» Task directions
Copy out each line exactly as it appears.

Records from a collection of figures:

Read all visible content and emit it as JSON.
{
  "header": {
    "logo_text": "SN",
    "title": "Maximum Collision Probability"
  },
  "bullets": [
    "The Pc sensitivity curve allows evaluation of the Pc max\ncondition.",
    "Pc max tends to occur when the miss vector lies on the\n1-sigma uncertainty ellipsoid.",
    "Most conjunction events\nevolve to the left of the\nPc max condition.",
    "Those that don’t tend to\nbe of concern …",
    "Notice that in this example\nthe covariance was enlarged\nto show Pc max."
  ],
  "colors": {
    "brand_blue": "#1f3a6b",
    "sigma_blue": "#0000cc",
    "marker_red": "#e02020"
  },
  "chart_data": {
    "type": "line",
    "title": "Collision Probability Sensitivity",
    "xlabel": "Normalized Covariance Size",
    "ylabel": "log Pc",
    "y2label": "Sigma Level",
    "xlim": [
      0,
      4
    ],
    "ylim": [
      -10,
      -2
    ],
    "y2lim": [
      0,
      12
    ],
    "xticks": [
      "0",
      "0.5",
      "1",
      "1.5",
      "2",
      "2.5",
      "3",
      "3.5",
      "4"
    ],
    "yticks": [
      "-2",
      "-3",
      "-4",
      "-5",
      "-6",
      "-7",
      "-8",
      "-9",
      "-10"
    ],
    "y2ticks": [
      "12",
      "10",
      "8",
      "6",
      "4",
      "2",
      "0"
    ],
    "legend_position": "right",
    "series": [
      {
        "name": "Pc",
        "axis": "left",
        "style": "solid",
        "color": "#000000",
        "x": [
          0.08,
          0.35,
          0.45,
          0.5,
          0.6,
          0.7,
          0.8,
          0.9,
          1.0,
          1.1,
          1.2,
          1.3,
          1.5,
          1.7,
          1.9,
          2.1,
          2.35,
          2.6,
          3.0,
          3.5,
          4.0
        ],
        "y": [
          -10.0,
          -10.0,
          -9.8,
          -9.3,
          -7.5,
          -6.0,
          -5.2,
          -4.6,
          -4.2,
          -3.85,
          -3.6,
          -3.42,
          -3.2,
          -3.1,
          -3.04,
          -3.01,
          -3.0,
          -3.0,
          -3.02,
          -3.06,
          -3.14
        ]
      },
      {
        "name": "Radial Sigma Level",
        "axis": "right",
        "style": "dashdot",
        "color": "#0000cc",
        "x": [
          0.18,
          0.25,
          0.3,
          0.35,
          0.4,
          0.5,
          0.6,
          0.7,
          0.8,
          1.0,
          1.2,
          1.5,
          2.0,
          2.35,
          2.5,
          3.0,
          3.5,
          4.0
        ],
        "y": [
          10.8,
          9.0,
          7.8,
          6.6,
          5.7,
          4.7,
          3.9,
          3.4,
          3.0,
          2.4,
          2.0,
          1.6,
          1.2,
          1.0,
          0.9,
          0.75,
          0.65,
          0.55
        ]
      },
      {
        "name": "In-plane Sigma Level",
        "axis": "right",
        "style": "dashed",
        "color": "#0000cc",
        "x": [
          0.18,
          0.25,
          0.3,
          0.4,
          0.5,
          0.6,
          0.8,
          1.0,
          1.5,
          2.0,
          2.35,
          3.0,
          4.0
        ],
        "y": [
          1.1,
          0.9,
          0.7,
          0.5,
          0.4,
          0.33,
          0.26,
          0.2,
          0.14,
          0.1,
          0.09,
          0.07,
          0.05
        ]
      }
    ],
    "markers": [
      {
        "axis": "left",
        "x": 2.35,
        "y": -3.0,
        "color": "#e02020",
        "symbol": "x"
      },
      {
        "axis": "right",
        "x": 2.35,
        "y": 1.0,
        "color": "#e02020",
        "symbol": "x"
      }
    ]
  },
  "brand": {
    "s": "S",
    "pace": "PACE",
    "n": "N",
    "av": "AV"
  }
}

» Finished exercise
Read all visible content and emit it as JSON.
{
  "header": {
    "logo_text": "SN",
    "title": "Maximum Collision Probability"
  },
  "bullets": [
    "The Pc sensitivity curve allows evaluation of the Pc max\ncondition.",
    "Pc max tends to occur when the miss vector lies on the\n1-sigma uncertainty ellipsoid.",
    "Most conjunction events\nevolve to the left of the\nPc max condition.",
    "Those that don’t tend to\nbe of concern …",
    "Notice that in this example\nthe covariance was enlarged\nto show Pc max."
  ],
  "colors": {
    "brand_blue": "#1f3a6b",
    "sigma_blue": "#0000cc",
    "marker_red": "#e02020"
  },
  "chart_data": {
    "type": "line",
    "title": "Collision Probability Sensitivity",
    "xlabel": "Normalized Covariance Size",
    "ylabel": "log Pc",
    "y2label": "Sigma Level",
    "xlim": [
      0,
      4
    ],
    "ylim": [
      -10,
      -2
    ],
    "y2lim": [
      0,
      12
    ],
    "xticks": [
      "0",
      "0.5",
      "1",
      "1.5",
      "2",
      "2.5",
      "3",
      "3.5",
      "4"
    ],
    "yticks": [
      "-2",
      "-3",
      "-4",
      "-5",
      "-6",
      "-7",
      "-8",
      "-9",
      "-10"
    ],
    "y2ticks": [
      "12",
      "10",
      "8",
      "6",
      "4",
      "2",
      "0"
    ],
    "legend_position": "right",
    "series": [
      {
        "name": "Pc",
        "axis": "left",
        "style": "solid",
        "color": "#000000",
        "x": [
          0.08,
          0.35,
          0.45,
          0.5,
          0.6,
          0.7,
          0.8,
          0.9,
          1.0,
          1.1,
          1.2,
          1.3,
          1.5,
          1.7,
          1.9,
          2.1,
          2.35,
          2.6,
          3.0,
          3.5,
          4.0
        ],
        "y": [
          -10.0,
          -10.0,
          -9.8,
          -9.3,
          -7.5,
          -6.0,
          -5.2,
          -4.6,
          -4.2,
          -3.85,
          -3.6,
          -3.42,
          -3.2,
          -3.1,
          -3.04,
          -3.01,
          -3.0,
          -3.0,
          -3.02,
          -3.06,
          -3.14
        ]
      },
      {
        "name": "Radial Sigma Level",
        "axis": "right",
        "style": "dashdot",
        "color": "#0000cc",
        "x": [
          0.18,
          0.25,
          0.3,
          0.35,
          0.4,
          0.5,
          0.6,
          0.7,
          0.8,
          1.0,
          1.2,
          1.5,
          2.0,
          2.35,
          2.5,
          3.0,
          3.5,
          4.0
        ],
        "y": [
          10.8,
          9.0,
          7.8,
          6.6,
          5.7,
          4.7,
          3.9,
          3.4,
          3.0,
          2.4,
          2.0,
          1.6,
          1.2,
          1.0,
          0.9,
          0.75,
          0.65,
          0.55
        ]
      },
      {
        "name": "In-plane Sigma Level",
        "axis": "right",
        "style": "dashed",
        "color": "#0000cc",
        "x": [
          0.18,
          0.25,
          0.3,
          0.4,
          0.5,
          0.6,
          0.8,
          1.0,
          1.5,
          2.0,
          2.35,
          3.0,
          4.0
        ],
        "y": [
          1.1,
          0.9,
          0.7,
          0.5,
          0.4,
          0.33,
          0.26,
          0.2,
          0.14,
          0.1,
          0.09,
          0.07,
          0.05
        ]
      }
    ],
    "markers": [
      {
        "axis": "left",
        "x": 2.35,
        "y": -3.0,
        "color": "#e02020",
        "symbol": "x"
      },
      {
        "axis": "right",
        "x": 2.35,
        "y": 1.0,
        "color": "#e02020",
        "symbol": "x"
      }
    ]
  },
  "brand": {
    "s": "S",
    "pace": "PACE",
    "n": "N",
    "av": "AV"
  }
}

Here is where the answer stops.